**Text excerpt**
----------------------------------------
Implementing Resilient Sagas with Temporal for Distributed Transactions
The Fallacy of Two-Phase Commit in Modern Architectures
In a monolithic world, ACID transactions managed by a single relational database were the bedrock of data consistency. As we've decomposed systems into distributed microservices, the seductive simplicity of BEGIN TRANSACTION...COMMIT has been replaced by the harsh reality of network partitions, service unavailability, and independent data stores. The classic solution for distributed transactions, the Two-Phase Commit (2PC) protocol, while theoretically sound, is practically unworkable in most high-throughput, loosely-coupled environments. Its requirements for locking resources across multiple services for the duration of a transaction introduce tight coupling, create performance bottlenecks, and drastically reduce system availability. A failure in the transaction coordinator or a single participant can stall the entire operation, a catastrophic outcome for business-critical processes.
This is where the Saga pattern emerges. A saga is a sequence of local transactions where each transaction updates data within a single service. The key distinction is that after each local transaction completes, it immediately publishes an event or calls the next service in the chain. If a local transaction fails, the saga executes a series of compensating transactions to semantically undo the preceding successful transactions. This approach favors availability and eventual consistency over the strict, immediate consistency of 2PC.
However, implementing a Saga is non-trivial. A choreographed saga, driven by event-passing between services, can quickly become an untraceable, un-debuggable web of dependencies. An orchestrated saga, which uses a central coordinator, is a more robust pattern, but building that orchestrator is a significant engineering challenge. You need to manage state, handle retries with exponential backoff, ensure idempotency, manage timeouts, and provide visibility into long-running processes. Building this from scratch using a database as a state machine is a path fraught with boilerplate, subtle bugs, and operational overhead.
----------------------------------------
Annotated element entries

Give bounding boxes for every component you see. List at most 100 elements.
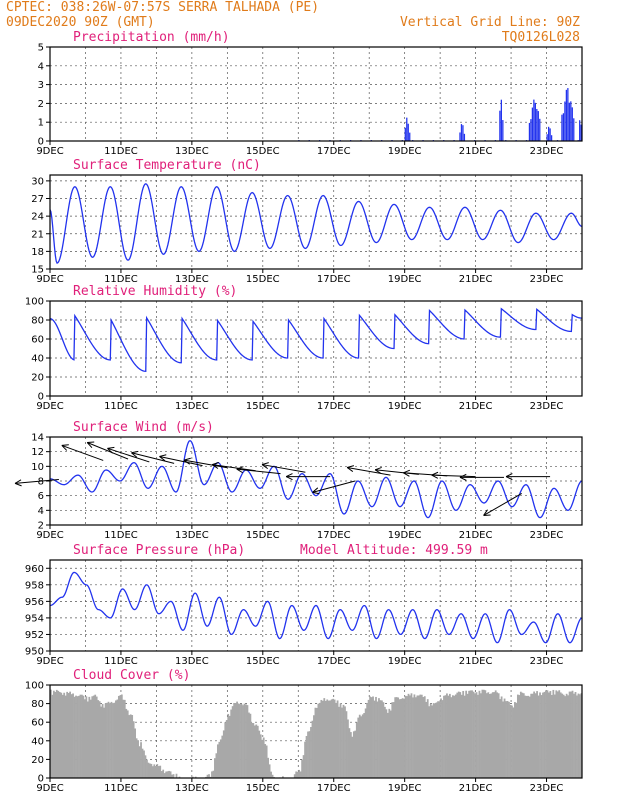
cloud-bar xyxy=(527,695,530,778)
cloud-bar xyxy=(364,708,367,778)
cloud-bar xyxy=(335,702,337,778)
x-tick-label: 19DEC xyxy=(388,401,422,412)
cloud-bar xyxy=(449,693,451,778)
y-tick-label: 0 xyxy=(38,392,44,403)
precip-bar xyxy=(407,123,409,141)
x-tick-label: 17DEC xyxy=(317,783,351,794)
wind-arrow-head xyxy=(347,465,355,468)
cloud-bar xyxy=(388,708,391,778)
cloud-bar xyxy=(506,701,509,778)
cloud-bar xyxy=(463,695,466,778)
x-tick-label: 15DEC xyxy=(246,530,280,541)
cloud-bar xyxy=(528,696,531,778)
cloud-bar xyxy=(394,697,397,778)
cloud-bar xyxy=(107,701,110,778)
cloud-bar xyxy=(253,725,256,778)
wind-arrow-head xyxy=(107,447,113,454)
cloud-bar xyxy=(109,703,111,778)
cloud-bar xyxy=(378,698,380,778)
cloud-bar xyxy=(570,691,572,778)
cloud-bar xyxy=(457,691,460,778)
precip-bar xyxy=(404,127,406,141)
y-tick-label: 958 xyxy=(25,580,44,591)
x-tick-label: 23DEC xyxy=(530,146,564,157)
cloud-bar xyxy=(58,692,61,778)
cloud-bar xyxy=(428,706,431,778)
cloud-bar xyxy=(329,700,332,778)
x-tick-label: 11DEC xyxy=(104,146,138,157)
cloud-bar xyxy=(60,692,63,778)
cloud-bar xyxy=(485,693,488,778)
cloud-bar xyxy=(250,722,253,778)
precip-bar xyxy=(564,101,566,141)
cloud-bar xyxy=(505,701,507,778)
cloud-bar xyxy=(481,689,484,778)
cloud-bar xyxy=(88,696,91,778)
cloud-bar xyxy=(450,697,453,778)
cloud-bar xyxy=(123,699,126,778)
cloud-bar xyxy=(389,710,392,778)
cloud-bar xyxy=(113,702,116,778)
precip-bar xyxy=(539,118,541,141)
cloud-bar xyxy=(293,774,296,778)
precip-bar xyxy=(462,125,464,141)
cloud-bar xyxy=(431,705,434,778)
cloud-bar xyxy=(361,714,364,778)
x-tick-label: 13DEC xyxy=(175,656,209,667)
y-tick-label: 80 xyxy=(31,699,44,710)
x-tick-label: 21DEC xyxy=(459,401,493,412)
station-header: CPTEC: 038:26W-07:57S SERRA TALHADA (PE) xyxy=(6,0,319,15)
cloud-bar xyxy=(63,692,66,778)
precip-bar xyxy=(561,114,563,141)
panel-title: Relative Humidity (%) xyxy=(73,284,237,299)
cloud-bar xyxy=(521,692,524,778)
wind-arrow xyxy=(312,480,356,493)
plot-area xyxy=(50,439,582,519)
x-tick-label: 9DEC xyxy=(36,401,63,412)
cloud-bar xyxy=(157,766,160,778)
wind-arrow-head xyxy=(312,487,319,493)
wind-arrow-head xyxy=(183,457,191,461)
panel-frame xyxy=(49,300,583,397)
cloud-bar xyxy=(497,693,500,778)
wind-arrow-head xyxy=(236,466,244,470)
cloud-bar xyxy=(137,740,139,778)
precip-bar xyxy=(534,102,536,141)
cloud-bar xyxy=(129,714,132,778)
wind-arrow xyxy=(87,442,129,460)
precip-bar xyxy=(530,119,532,141)
cloud-bar xyxy=(548,692,550,778)
cloud-bar xyxy=(248,712,250,778)
cloud-bar xyxy=(262,737,265,778)
x-tick-label: 21DEC xyxy=(459,783,493,794)
panel-frame xyxy=(49,559,583,652)
panel-5: Surface Pressure (hPa) Model Altitude: 49… xyxy=(25,543,583,667)
cloud-bar xyxy=(565,693,568,778)
cloud-bar xyxy=(555,690,558,778)
cloud-bar xyxy=(367,699,370,778)
cloud-bar xyxy=(437,701,439,778)
cloud-bar xyxy=(163,773,166,778)
cloud-bar xyxy=(409,695,411,778)
cloud-bar xyxy=(423,696,426,778)
cloud-bar xyxy=(515,702,518,778)
wind-arrow-head xyxy=(483,514,491,516)
wind-arrow-head xyxy=(285,473,293,478)
cloud-bar xyxy=(243,703,246,778)
precip-bar xyxy=(546,134,548,141)
cloud-bar xyxy=(440,698,442,778)
cloud-bar xyxy=(462,690,465,778)
cloud-bar xyxy=(72,693,74,778)
cloud-bar xyxy=(425,701,428,778)
cloud-bar xyxy=(208,774,210,778)
cloud-bar xyxy=(191,776,194,778)
cloud-bar xyxy=(301,759,303,778)
cloud-bar xyxy=(128,715,131,778)
cloud-bar xyxy=(447,695,450,778)
cloud-bar xyxy=(453,695,456,778)
cloud-bar xyxy=(404,695,407,778)
cloud-bar xyxy=(154,766,157,778)
x-tick-label: 17DEC xyxy=(317,146,351,157)
cloud-bar xyxy=(215,753,218,778)
cloud-bar xyxy=(147,762,150,778)
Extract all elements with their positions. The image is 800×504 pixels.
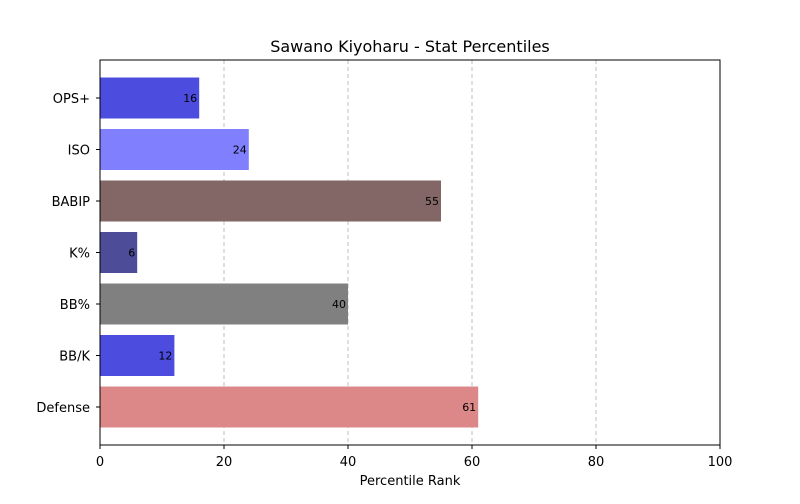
data-label: 24 xyxy=(233,144,247,157)
data-label: 55 xyxy=(425,195,439,208)
bar xyxy=(100,283,348,325)
x-axis-title: Percentile Rank xyxy=(360,474,461,489)
data-label: 6 xyxy=(128,247,135,260)
chart-title: Sawano Kiyoharu - Stat Percentiles xyxy=(270,37,550,56)
y-tick-label: BABIP xyxy=(52,195,91,210)
data-label: 16 xyxy=(183,92,197,105)
bar xyxy=(100,180,441,222)
data-label: 12 xyxy=(158,350,172,363)
x-tick-label: 80 xyxy=(588,455,605,470)
x-tick-label: 20 xyxy=(216,455,233,470)
data-labels: 16 24 55 6 40 12 61 xyxy=(128,92,476,414)
x-tick-label: 40 xyxy=(340,455,357,470)
data-label: 40 xyxy=(332,298,346,311)
y-tick-label: OPS+ xyxy=(53,92,90,107)
bar xyxy=(100,77,200,119)
y-tick-label: BB% xyxy=(60,298,90,313)
y-axis: OPS+ ISO BABIP K% BB% BB/K Defense xyxy=(36,92,100,416)
bar xyxy=(100,335,175,376)
bar xyxy=(100,232,138,273)
bars xyxy=(100,77,479,428)
grid-lines xyxy=(223,60,597,445)
x-axis: 0 20 40 60 80 100 xyxy=(96,445,733,470)
bar xyxy=(100,129,249,170)
y-tick-label: K% xyxy=(69,247,90,262)
x-tick-label: 100 xyxy=(708,455,733,470)
y-tick-label: BB/K xyxy=(59,350,90,365)
y-tick-label: Defense xyxy=(36,401,90,416)
x-tick-label: 0 xyxy=(96,455,104,470)
bar xyxy=(100,386,479,428)
y-tick-label: ISO xyxy=(68,144,90,159)
data-label: 61 xyxy=(462,401,476,414)
x-tick-label: 60 xyxy=(464,455,481,470)
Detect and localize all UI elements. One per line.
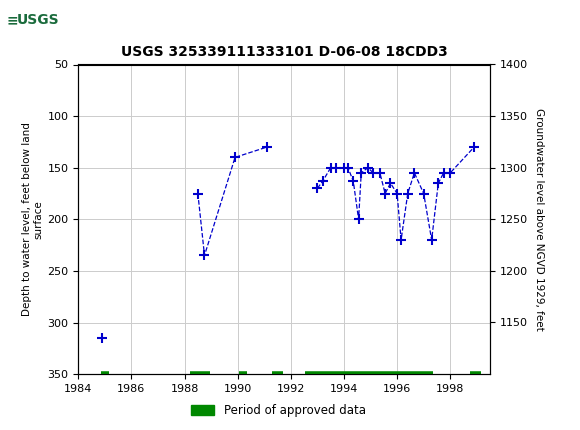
Legend: Period of approved data: Period of approved data: [186, 399, 371, 422]
Y-axis label: Depth to water level, feet below land
surface: Depth to water level, feet below land su…: [21, 123, 44, 316]
Text: ≡: ≡: [7, 13, 19, 28]
Y-axis label: Groundwater level above NGVD 1929, feet: Groundwater level above NGVD 1929, feet: [534, 108, 543, 331]
FancyBboxPatch shape: [3, 3, 72, 37]
Text: USGS: USGS: [16, 13, 59, 28]
Title: USGS 325339111333101 D-06-08 18CDD3: USGS 325339111333101 D-06-08 18CDD3: [121, 45, 448, 59]
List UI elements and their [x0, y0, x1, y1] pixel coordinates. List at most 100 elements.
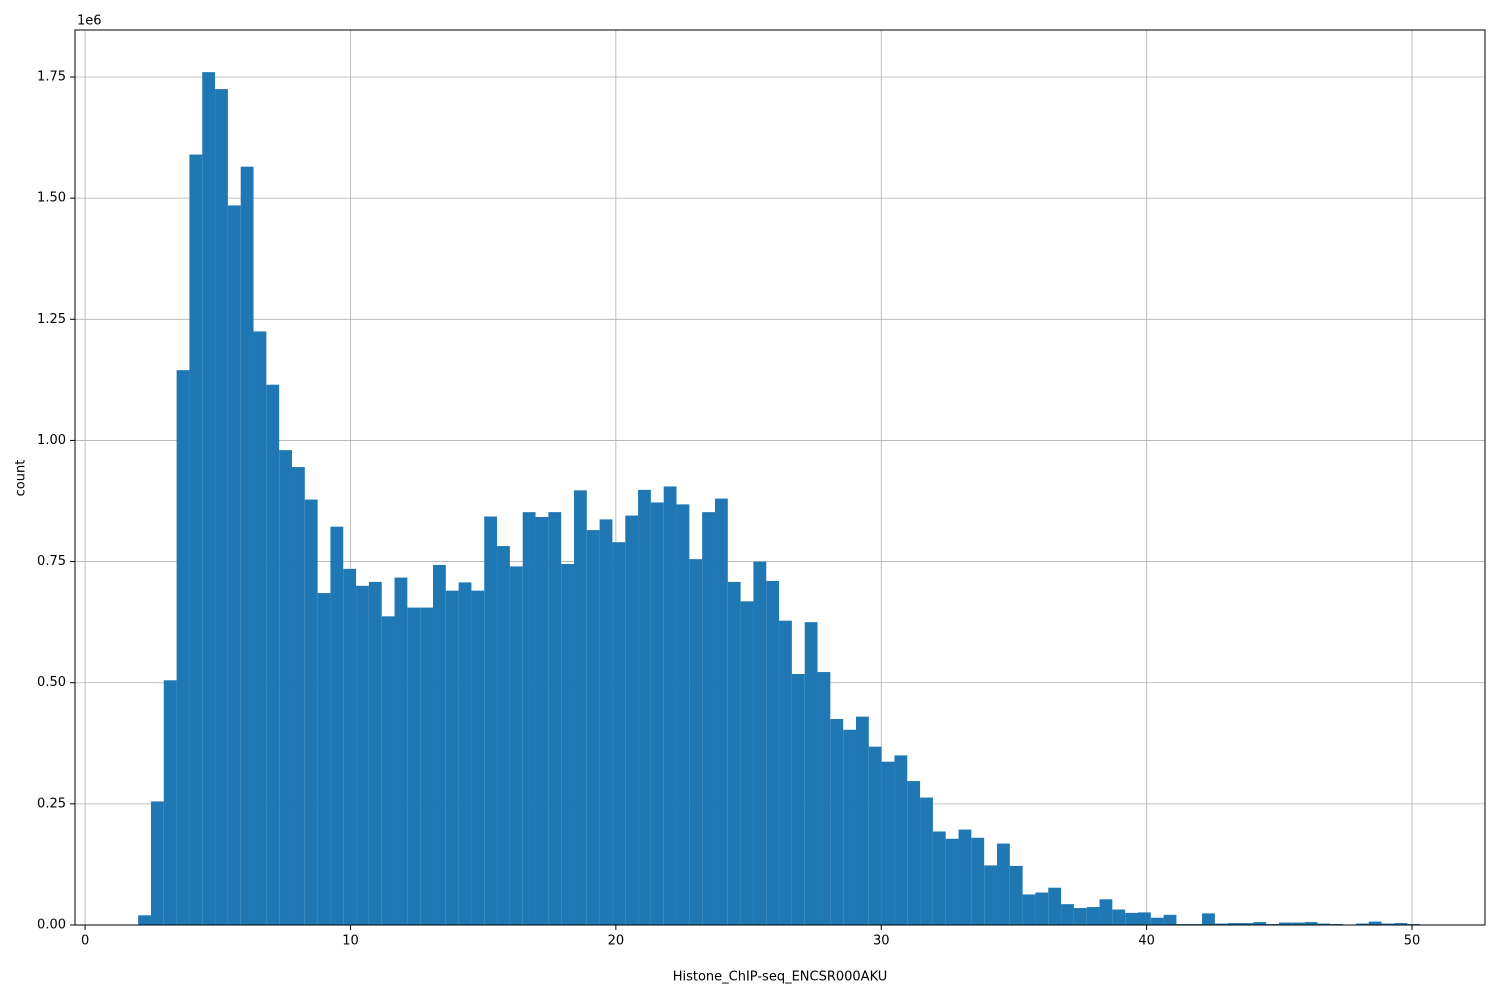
bar — [1240, 923, 1254, 925]
y-tick-label: 0.25 — [37, 796, 66, 811]
bar — [740, 601, 754, 925]
bar — [394, 577, 408, 925]
bar — [663, 486, 677, 925]
bar — [1150, 917, 1164, 925]
bar — [1048, 887, 1062, 925]
bar — [650, 502, 664, 925]
bar — [1061, 904, 1074, 925]
bar — [586, 530, 600, 925]
bar — [432, 564, 446, 925]
y-tick-label: 0.50 — [37, 675, 66, 690]
bar — [407, 607, 421, 925]
bar — [689, 559, 703, 925]
bar — [458, 582, 472, 925]
bar — [484, 516, 498, 925]
bar — [1137, 912, 1151, 925]
plot-frame — [74, 29, 1486, 926]
bar — [907, 781, 921, 925]
bar — [1214, 923, 1228, 925]
bar — [420, 607, 433, 925]
bar — [817, 672, 831, 925]
bar — [138, 915, 151, 925]
bar — [445, 590, 459, 925]
x-tick-label: 50 — [1404, 934, 1421, 949]
y-tick-label: 1.25 — [37, 312, 66, 327]
x-tick-label: 30 — [873, 934, 890, 949]
bar — [676, 504, 690, 925]
bar — [1035, 892, 1049, 925]
bar — [561, 563, 574, 925]
y-tick-label: 1.50 — [37, 191, 66, 206]
bar — [202, 72, 216, 926]
bar — [548, 512, 562, 925]
bar — [1163, 914, 1177, 925]
bar — [1278, 922, 1292, 925]
bar — [509, 566, 523, 925]
bar — [714, 498, 728, 925]
bar — [253, 331, 267, 925]
bar — [150, 801, 164, 925]
x-tick-label: 10 — [342, 934, 359, 949]
bar — [1073, 908, 1087, 925]
bar — [240, 166, 254, 925]
bar — [1099, 899, 1113, 925]
bar — [894, 755, 908, 925]
bar — [791, 673, 805, 925]
bar — [727, 581, 741, 925]
bar — [868, 746, 882, 925]
bar — [522, 512, 536, 925]
bar — [766, 580, 780, 925]
bar — [804, 622, 818, 925]
bar — [1381, 923, 1395, 925]
bar — [612, 542, 626, 925]
bar — [471, 590, 485, 925]
bar — [368, 581, 382, 925]
x-axis-label: Histone_ChIP-seq_ENCSR000AKU — [673, 970, 888, 985]
bar — [356, 585, 369, 925]
bar — [843, 729, 856, 925]
bar — [958, 829, 972, 925]
bar — [1355, 923, 1369, 925]
bar — [176, 370, 190, 925]
bar — [1291, 922, 1305, 925]
bar — [1368, 921, 1382, 925]
bar — [1317, 923, 1331, 925]
bar — [996, 843, 1010, 925]
bar — [1227, 923, 1241, 925]
bar — [932, 831, 946, 925]
y-tick-label: 1.00 — [37, 433, 66, 448]
bar — [381, 616, 395, 925]
bar — [1125, 912, 1138, 925]
bar — [304, 499, 318, 925]
bar — [266, 384, 280, 925]
bar — [920, 797, 933, 925]
bar — [638, 489, 651, 925]
bar — [497, 546, 510, 925]
x-tick-label: 20 — [608, 934, 625, 949]
bar — [343, 568, 357, 925]
y-tick-label: 0.75 — [37, 554, 66, 569]
bar — [1394, 923, 1408, 925]
bar — [881, 761, 895, 925]
bar — [1112, 909, 1126, 925]
bar — [830, 719, 844, 925]
y-tick-label: 1.75 — [37, 70, 66, 85]
bar — [1253, 922, 1267, 925]
bar — [971, 837, 985, 925]
bar — [189, 154, 203, 926]
bar — [163, 680, 177, 925]
bar — [1086, 907, 1100, 925]
bar — [227, 205, 241, 925]
y-axis-label: count — [14, 460, 29, 497]
y-tick-label: 0.00 — [37, 918, 66, 933]
bar — [535, 516, 549, 925]
bar — [625, 515, 639, 925]
x-tick-label: 0 — [81, 934, 89, 949]
bar — [291, 467, 305, 925]
bar — [279, 450, 292, 925]
bar — [779, 620, 792, 925]
bar — [215, 89, 228, 925]
bar — [330, 526, 344, 925]
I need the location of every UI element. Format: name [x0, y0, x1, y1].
----------------------------------------
**Work to complete**
1. In the saga article, what does a saga do when one of its local transactions fails?
2. Please copy the rows from the line with "bar — [1240, 923, 1254, 925]" to the line with "bar — [676, 504, 690, 925]", including both of those lines.
The saga article and the rows were taken from unrelated sources.

**Results by task**
1. It executes a series of compensating transactions to semantically undo the preceding successful transactions.

2.
bar — [1240, 923, 1254, 925]
y-tick-label: 0.25 — [37, 796, 66, 811]
bar — [740, 601, 754, 925]
bar — [394, 577, 408, 925]
bar — [663, 486, 677, 925]
bar — [1150, 917, 1164, 925]
bar — [1048, 887, 1062, 925]
bar — [650, 502, 664, 925]
bar — [1061, 904, 1074, 925]
bar — [586, 530, 600, 925]
bar — [432, 564, 446, 925]
y-tick-label: 0.50 — [37, 675, 66, 690]
bar — [407, 607, 421, 925]
bar — [689, 559, 703, 925]
bar — [458, 582, 472, 925]
bar — [484, 516, 498, 925]
bar — [1137, 912, 1151, 925]
plot-frame — [74, 29, 1486, 926]
bar — [907, 781, 921, 925]
bar — [1214, 923, 1228, 925]
bar — [420, 607, 433, 925]
bar — [817, 672, 831, 925]
bar — [138, 915, 151, 925]
bar — [445, 590, 459, 925]
x-tick-label: 50 — [1404, 934, 1421, 949]
y-tick-label: 1.25 — [37, 312, 66, 327]
x-tick-label: 30 — [873, 934, 890, 949]
bar — [676, 504, 690, 925]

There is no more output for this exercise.